EXCERPTED DATA:

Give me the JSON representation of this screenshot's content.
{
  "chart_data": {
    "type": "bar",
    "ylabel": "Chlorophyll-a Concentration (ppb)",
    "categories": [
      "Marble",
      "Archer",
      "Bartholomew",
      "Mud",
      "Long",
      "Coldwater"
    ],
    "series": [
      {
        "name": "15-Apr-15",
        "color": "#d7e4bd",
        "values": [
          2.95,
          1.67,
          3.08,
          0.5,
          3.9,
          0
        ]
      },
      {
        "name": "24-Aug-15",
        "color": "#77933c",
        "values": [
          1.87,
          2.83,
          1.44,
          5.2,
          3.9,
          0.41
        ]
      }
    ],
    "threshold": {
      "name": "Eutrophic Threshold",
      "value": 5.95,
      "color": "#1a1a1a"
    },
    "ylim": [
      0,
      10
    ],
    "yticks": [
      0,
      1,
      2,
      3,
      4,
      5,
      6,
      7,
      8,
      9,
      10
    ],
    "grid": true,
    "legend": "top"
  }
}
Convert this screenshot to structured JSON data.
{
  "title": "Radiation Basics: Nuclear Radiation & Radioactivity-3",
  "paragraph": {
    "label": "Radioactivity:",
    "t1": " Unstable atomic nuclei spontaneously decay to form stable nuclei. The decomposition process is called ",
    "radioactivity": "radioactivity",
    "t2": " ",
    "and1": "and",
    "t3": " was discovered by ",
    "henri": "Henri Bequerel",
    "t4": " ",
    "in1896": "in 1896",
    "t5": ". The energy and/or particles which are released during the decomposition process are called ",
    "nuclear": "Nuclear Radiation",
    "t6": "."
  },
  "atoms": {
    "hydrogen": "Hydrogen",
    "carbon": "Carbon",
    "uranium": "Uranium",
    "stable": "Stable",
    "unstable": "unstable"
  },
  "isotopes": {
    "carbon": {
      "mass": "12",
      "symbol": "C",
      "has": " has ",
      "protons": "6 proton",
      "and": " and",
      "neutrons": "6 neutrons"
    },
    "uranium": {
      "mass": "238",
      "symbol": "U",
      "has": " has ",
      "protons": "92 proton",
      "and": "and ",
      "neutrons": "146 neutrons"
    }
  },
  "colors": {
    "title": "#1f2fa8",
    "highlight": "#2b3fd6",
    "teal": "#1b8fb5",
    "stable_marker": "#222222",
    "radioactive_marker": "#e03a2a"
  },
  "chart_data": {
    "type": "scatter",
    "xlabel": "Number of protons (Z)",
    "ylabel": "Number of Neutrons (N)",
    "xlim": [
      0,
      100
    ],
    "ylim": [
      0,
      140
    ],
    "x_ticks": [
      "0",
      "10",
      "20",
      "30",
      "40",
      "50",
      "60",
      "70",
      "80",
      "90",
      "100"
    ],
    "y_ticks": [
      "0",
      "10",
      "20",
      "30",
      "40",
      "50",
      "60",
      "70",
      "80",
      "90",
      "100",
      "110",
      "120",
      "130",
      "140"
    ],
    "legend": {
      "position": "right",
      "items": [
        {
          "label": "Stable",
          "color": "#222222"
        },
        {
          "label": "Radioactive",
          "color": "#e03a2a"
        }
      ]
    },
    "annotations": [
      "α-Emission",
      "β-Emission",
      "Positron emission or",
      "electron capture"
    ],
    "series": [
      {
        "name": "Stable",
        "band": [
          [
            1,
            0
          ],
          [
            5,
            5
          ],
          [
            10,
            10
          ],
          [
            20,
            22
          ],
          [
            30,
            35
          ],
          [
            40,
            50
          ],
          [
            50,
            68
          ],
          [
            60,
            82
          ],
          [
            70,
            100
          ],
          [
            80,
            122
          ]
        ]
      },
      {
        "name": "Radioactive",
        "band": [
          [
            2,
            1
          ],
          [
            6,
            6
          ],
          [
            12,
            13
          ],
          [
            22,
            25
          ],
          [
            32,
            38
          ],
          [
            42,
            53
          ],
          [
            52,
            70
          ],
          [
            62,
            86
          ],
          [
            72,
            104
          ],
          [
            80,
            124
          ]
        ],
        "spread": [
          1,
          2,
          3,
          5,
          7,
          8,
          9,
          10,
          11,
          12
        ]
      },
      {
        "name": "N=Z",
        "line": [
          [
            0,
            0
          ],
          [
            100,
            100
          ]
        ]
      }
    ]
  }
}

PROBLEM TO WORK ON:
Repeat the entries above exactly, leaving nothing out.

RESULT OF THE TASK:
Give me the JSON representation of this screenshot's content.
{
  "chart_data": {
    "type": "bar",
    "ylabel": "Chlorophyll-a Concentration (ppb)",
    "categories": [
      "Marble",
      "Archer",
      "Bartholomew",
      "Mud",
      "Long",
      "Coldwater"
    ],
    "series": [
      {
        "name": "15-Apr-15",
        "color": "#d7e4bd",
        "values": [
          2.95,
          1.67,
          3.08,
          0.5,
          3.9,
          0
        ]
      },
      {
        "name": "24-Aug-15",
        "color": "#77933c",
        "values": [
          1.87,
          2.83,
          1.44,
          5.2,
          3.9,
          0.41
        ]
      }
    ],
    "threshold": {
      "name": "Eutrophic Threshold",
      "value": 5.95,
      "color": "#1a1a1a"
    },
    "ylim": [
      0,
      10
    ],
    "yticks": [
      0,
      1,
      2,
      3,
      4,
      5,
      6,
      7,
      8,
      9,
      10
    ],
    "grid": true,
    "legend": "top"
  }
}
Convert this screenshot to structured JSON data.
{
  "title": "Radiation Basics: Nuclear Radiation & Radioactivity-3",
  "paragraph": {
    "label": "Radioactivity:",
    "t1": " Unstable atomic nuclei spontaneously decay to form stable nuclei. The decomposition process is called ",
    "radioactivity": "radioactivity",
    "t2": " ",
    "and1": "and",
    "t3": " was discovered by ",
    "henri": "Henri Bequerel",
    "t4": " ",
    "in1896": "in 1896",
    "t5": ". The energy and/or particles which are released during the decomposition process are called ",
    "nuclear": "Nuclear Radiation",
    "t6": "."
  },
  "atoms": {
    "hydrogen": "Hydrogen",
    "carbon": "Carbon",
    "uranium": "Uranium",
    "stable": "Stable",
    "unstable": "unstable"
  },
  "isotopes": {
    "carbon": {
      "mass": "12",
      "symbol": "C",
      "has": " has ",
      "protons": "6 proton",
      "and": " and",
      "neutrons": "6 neutrons"
    },
    "uranium": {
      "mass": "238",
      "symbol": "U",
      "has": " has ",
      "protons": "92 proton",
      "and": "and ",
      "neutrons": "146 neutrons"
    }
  },
  "colors": {
    "title": "#1f2fa8",
    "highlight": "#2b3fd6",
    "teal": "#1b8fb5",
    "stable_marker": "#222222",
    "radioactive_marker": "#e03a2a"
  },
  "chart_data": {
    "type": "scatter",
    "xlabel": "Number of protons (Z)",
    "ylabel": "Number of Neutrons (N)",
    "xlim": [
      0,
      100
    ],
    "ylim": [
      0,
      140
    ],
    "x_ticks": [
      "0",
      "10",
      "20",
      "30",
      "40",
      "50",
      "60",
      "70",
      "80",
      "90",
      "100"
    ],
    "y_ticks": [
      "0",
      "10",
      "20",
      "30",
      "40",
      "50",
      "60",
      "70",
      "80",
      "90",
      "100",
      "110",
      "120",
      "130",
      "140"
    ],
    "legend": {
      "position": "right",
      "items": [
        {
          "label": "Stable",
          "color": "#222222"
        },
        {
          "label": "Radioactive",
          "color": "#e03a2a"
        }
      ]
    },
    "annotations": [
      "α-Emission",
      "β-Emission",
      "Positron emission or",
      "electron capture"
    ],
    "series": [
      {
        "name": "Stable",
        "band": [
          [
            1,
            0
          ],
          [
            5,
            5
          ],
          [
            10,
            10
          ],
          [
            20,
            22
          ],
          [
            30,
            35
          ],
          [
            40,
            50
          ],
          [
            50,
            68
          ],
          [
            60,
            82
          ],
          [
            70,
            100
          ],
          [
            80,
            122
          ]
        ]
      },
      {
        "name": "Radioactive",
        "band": [
          [
            2,
            1
          ],
          [
            6,
            6
          ],
          [
            12,
            13
          ],
          [
            22,
            25
          ],
          [
            32,
            38
          ],
          [
            42,
            53
          ],
          [
            52,
            70
          ],
          [
            62,
            86
          ],
          [
            72,
            104
          ],
          [
            80,
            124
          ]
        ],
        "spread": [
          1,
          2,
          3,
          5,
          7,
          8,
          9,
          10,
          11,
          12
        ]
      },
      {
        "name": "N=Z",
        "line": [
          [
            0,
            0
          ],
          [
            100,
            100
          ]
        ]
      }
    ]
  }
}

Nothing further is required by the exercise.